__EXTRAIT FOURNI__
La structure de l’exosome est conservée chez tous les eucaryotes. Le cœur de l’exosome est constitué de 3 hétérodimères, RRP41-RRP45 (Ribosomal RNA-processing protein 41-45), RRP46- RRP43 et MTR3-RRP42 (mRNA Transport Regulator 3-RRP42) qui forment ensemble une structure en anneau ne possédant aucune activité catalytique chez la levure ou l’Homme malgré leur similarité de séquence et de structure avec la RNase PH bactérienne. Par contre, chez les plantes, le cœur de l’exosome a conservé une activité phosphorolytique due à RRP41 (Liu et al., 2006). Cette structure centrale n’est pas stable in vitro et requiert trois autres facteurs afin de stabiliser le complexe, RRP4, CSL4 (CEP1 synthetic lethal protein 4) ainsi que RRP40 qui forment une « coiffe » possédant des domaines de liaison à l’ARN de type KH (K-homology domain) ou S1 (ribosomal protein S1). L’activité enzymatique du complexe est quant à elle assurée par RRP44/DIS3 (RRP44/Chromosomal disjunction protein 3). RRP44/DIS3 et la RNase II présentent une architecture similaire, avec deux domaines cold-shock (CSD), un domaine exonucléase et un domaine C-terminal de liaison à l’ARN de type S1. De plus RRP44/DIS3 présente un domaine N- terminal pilT (PIN), lui conférant une structure particulière qui lui permet de posséder une activité endonucléase en plus d’une activité 3’-5’ exonucléase (Lebreton et al., 2008; Lorentzen et al., 2008). Au niveau du cytoplasme, l’exosome peut également s’associer au complexe SKI. Ce complexe est composé de l’hélicase SKI2, de SKI3, et de deux copies de SKI8. Chez la levure, l’exosome s’associe également avec la protéine SKI7, qui fait partie de la même famille de GTPase qu’eRF3 et eEF1A en raison de sa structure C-terminale homologue aux protéines de cette famille. En revanche, le domaine N-terminal de SKI7, non conservé, permet son interaction avec l’exosome et le complexe SKI, et est nécessaire à l’activité de l’exosome.

Outre des acteurs protéiques, des modifications post-transcriptionnelles permettent de recruter l’exosome. En effet, l’uridylation des extrémités 3’ des ARNm d’histones, qui ne possèdent pas de queue poly(A) chez les eucaryotes supérieurs, joue un rôle dans le recrutement de l’exosome sur ces messagers (Mullen and Marzluff, 2008). Ce mécanisme est peut-être un moyen plus général de

sélection de cibles pour l’exosome étant donné que RRP44 a une plus grande affinité pour les séquences riches en AU que pour les extensions oligo(A) (Liu et al., 2006).

__DONNÉES FOURNIES__
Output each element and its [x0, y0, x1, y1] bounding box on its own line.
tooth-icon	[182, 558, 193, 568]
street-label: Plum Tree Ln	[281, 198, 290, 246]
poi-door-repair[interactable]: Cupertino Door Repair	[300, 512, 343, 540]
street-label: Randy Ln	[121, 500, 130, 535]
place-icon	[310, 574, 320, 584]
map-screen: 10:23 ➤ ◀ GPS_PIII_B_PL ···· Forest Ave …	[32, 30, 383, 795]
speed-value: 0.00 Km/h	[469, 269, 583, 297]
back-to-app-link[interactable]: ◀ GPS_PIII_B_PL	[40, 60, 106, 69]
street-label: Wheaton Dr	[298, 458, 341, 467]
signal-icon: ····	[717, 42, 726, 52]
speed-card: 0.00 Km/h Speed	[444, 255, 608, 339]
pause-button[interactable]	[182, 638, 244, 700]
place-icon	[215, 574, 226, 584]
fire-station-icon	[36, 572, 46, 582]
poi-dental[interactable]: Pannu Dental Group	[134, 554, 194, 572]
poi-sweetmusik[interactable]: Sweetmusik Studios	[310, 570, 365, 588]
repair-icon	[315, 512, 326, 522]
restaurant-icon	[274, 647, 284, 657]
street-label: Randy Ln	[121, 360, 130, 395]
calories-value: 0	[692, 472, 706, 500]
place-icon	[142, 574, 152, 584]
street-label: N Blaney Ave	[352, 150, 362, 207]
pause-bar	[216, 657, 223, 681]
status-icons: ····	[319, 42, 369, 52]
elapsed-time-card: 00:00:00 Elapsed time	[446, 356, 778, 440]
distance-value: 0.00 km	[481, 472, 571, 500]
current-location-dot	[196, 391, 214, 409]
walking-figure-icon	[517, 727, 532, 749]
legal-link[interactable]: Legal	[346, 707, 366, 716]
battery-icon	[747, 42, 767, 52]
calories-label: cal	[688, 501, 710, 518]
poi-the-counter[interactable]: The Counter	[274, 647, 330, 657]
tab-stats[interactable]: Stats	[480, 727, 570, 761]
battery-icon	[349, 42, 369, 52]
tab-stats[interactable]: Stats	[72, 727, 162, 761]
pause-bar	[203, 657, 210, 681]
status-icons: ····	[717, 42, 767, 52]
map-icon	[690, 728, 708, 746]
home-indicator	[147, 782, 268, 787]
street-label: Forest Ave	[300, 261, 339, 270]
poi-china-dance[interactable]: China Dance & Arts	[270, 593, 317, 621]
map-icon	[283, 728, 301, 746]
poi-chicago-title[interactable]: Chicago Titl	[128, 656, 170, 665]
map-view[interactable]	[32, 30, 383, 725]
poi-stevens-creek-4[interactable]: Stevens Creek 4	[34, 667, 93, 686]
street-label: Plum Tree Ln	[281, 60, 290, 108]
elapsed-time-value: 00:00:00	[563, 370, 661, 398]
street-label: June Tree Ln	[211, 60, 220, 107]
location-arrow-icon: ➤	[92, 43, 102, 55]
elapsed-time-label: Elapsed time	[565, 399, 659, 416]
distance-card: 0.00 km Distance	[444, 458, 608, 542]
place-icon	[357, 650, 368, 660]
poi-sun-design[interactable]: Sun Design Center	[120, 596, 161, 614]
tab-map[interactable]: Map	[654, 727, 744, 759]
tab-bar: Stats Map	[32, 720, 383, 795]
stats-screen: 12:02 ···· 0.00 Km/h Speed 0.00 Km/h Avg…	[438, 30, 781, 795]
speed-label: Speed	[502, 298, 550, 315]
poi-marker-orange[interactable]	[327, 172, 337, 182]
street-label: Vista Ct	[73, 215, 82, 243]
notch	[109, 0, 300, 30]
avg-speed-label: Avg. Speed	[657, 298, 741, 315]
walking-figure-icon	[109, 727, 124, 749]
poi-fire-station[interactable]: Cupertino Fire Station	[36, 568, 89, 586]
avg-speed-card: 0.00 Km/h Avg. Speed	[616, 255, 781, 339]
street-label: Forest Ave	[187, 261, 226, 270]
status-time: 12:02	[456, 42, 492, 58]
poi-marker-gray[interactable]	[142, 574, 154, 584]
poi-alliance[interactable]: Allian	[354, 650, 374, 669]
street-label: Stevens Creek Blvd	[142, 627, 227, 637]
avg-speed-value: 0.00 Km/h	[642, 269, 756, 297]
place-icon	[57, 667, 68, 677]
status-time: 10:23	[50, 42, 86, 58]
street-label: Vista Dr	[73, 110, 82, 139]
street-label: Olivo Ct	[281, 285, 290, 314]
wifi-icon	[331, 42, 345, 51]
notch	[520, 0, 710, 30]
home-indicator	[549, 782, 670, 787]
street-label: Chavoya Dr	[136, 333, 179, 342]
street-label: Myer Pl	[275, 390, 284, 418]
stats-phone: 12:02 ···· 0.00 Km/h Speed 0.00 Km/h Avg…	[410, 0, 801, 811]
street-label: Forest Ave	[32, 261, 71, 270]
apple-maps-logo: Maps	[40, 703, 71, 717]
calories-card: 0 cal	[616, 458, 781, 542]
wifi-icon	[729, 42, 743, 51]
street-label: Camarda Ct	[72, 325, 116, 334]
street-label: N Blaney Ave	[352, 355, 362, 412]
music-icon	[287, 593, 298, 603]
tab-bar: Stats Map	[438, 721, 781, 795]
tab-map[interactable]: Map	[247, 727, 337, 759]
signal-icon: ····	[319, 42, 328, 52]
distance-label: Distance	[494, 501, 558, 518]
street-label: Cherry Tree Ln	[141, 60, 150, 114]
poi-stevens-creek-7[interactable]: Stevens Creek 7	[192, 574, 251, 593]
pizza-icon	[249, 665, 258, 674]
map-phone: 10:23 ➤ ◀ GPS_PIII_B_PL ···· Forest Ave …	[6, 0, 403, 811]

__QUESTIONS DE COMPRÉHENSION__
A. Répondez aux questions suivantes d'après l'extrait sur l'exosome.
(i) Quels sont les trois hétérodimères qui constituent le cœur de l'exosome ?
(ii) De quelles protéines le complexe SKI est-il composé ?
(iii) Quelle modification des extrémités 3' des ARNm d'histones joue un rôle dans le recrutement de l'exosome sur ces messagers ?
B. Poursuivez l'extrait sur l'exosome à partir de sa dernière phrase.

__RÉPONSES DANS L'ORDRE__
A.
(i) RRP41-RRP45, RRP46-RRP43 et MTR3-RRP42.
(ii) L'hélicase SKI2, SKI3 et deux copies de SKI8.
(iii) L'uridylation.

B.
1.2.1.4 Élimination de la coiffe :

La dernière étape de la dégradation d’un ARNm est de débarrasser la cellule de reliquats de coiffe qui pourraient monopoliser des partenaires de la coiffe et ainsi diminuer leur activité, entraînant une diminution de mécanismes majeurs comme la traduction. Dans la voie de dégradation 3’-5’, la dégradation totale du corps de l’ARNm par l’exosome entraîne la libération d’une coiffe dinucléotidique m7GpppN. Cette coiffe devient alors le substrat de l’enzyme éliminatrice de la coiffe DCPS (Decapping scavenger enzyme), une pyrophosphatase membre de la super-famille histidine triad (HIT), qui permet sa conversion en m7Gp et ppN (Liu et al., 2002). DCPS peut également exercer son activité catalytique sur le produit d’hydrolyse de la coiffe m7Gpp, généré lors de la dégradation de 5’ en 3’ d’un ARNm. Dans ce cas précis, le m7Gpp est converti en m7Gppp qui est hydrolysé en m7Gp par DCPS (Taverniti and Seraphin, 2015). DCPS joue un rôle important dans le développement chez l’humain, étant donné qu’une perte d’activité de DCPS a récemment été associée à des défauts neuromusculaires et intellectuels ainsi qu’à des anomalies cranofaciales (Ng et al., 2015). La protéine de levure Aph1 (AP3A hydrolase) ainsi que son homologue mammifère FHIT (Fragile Histidine Triad protein), un suppresseur de tumeurs, ont également été identifiés in vivo et in vitro comme enzymes de clivage de la coiffe agissant de concert avec DCPS (Taverniti and Seraphin, 2015). Chez les métazoaires, le m7Gp obtenu par dégradation 3’-5’ ou 5’-3’ est ensuite pris en charge par cNII (cytosolic Nucleotidase II), une phosphatase spécifique des N7-méthyl-guanosines, pour permettre la libération d’un phosphate inorganique (Buschmann et al., 2013).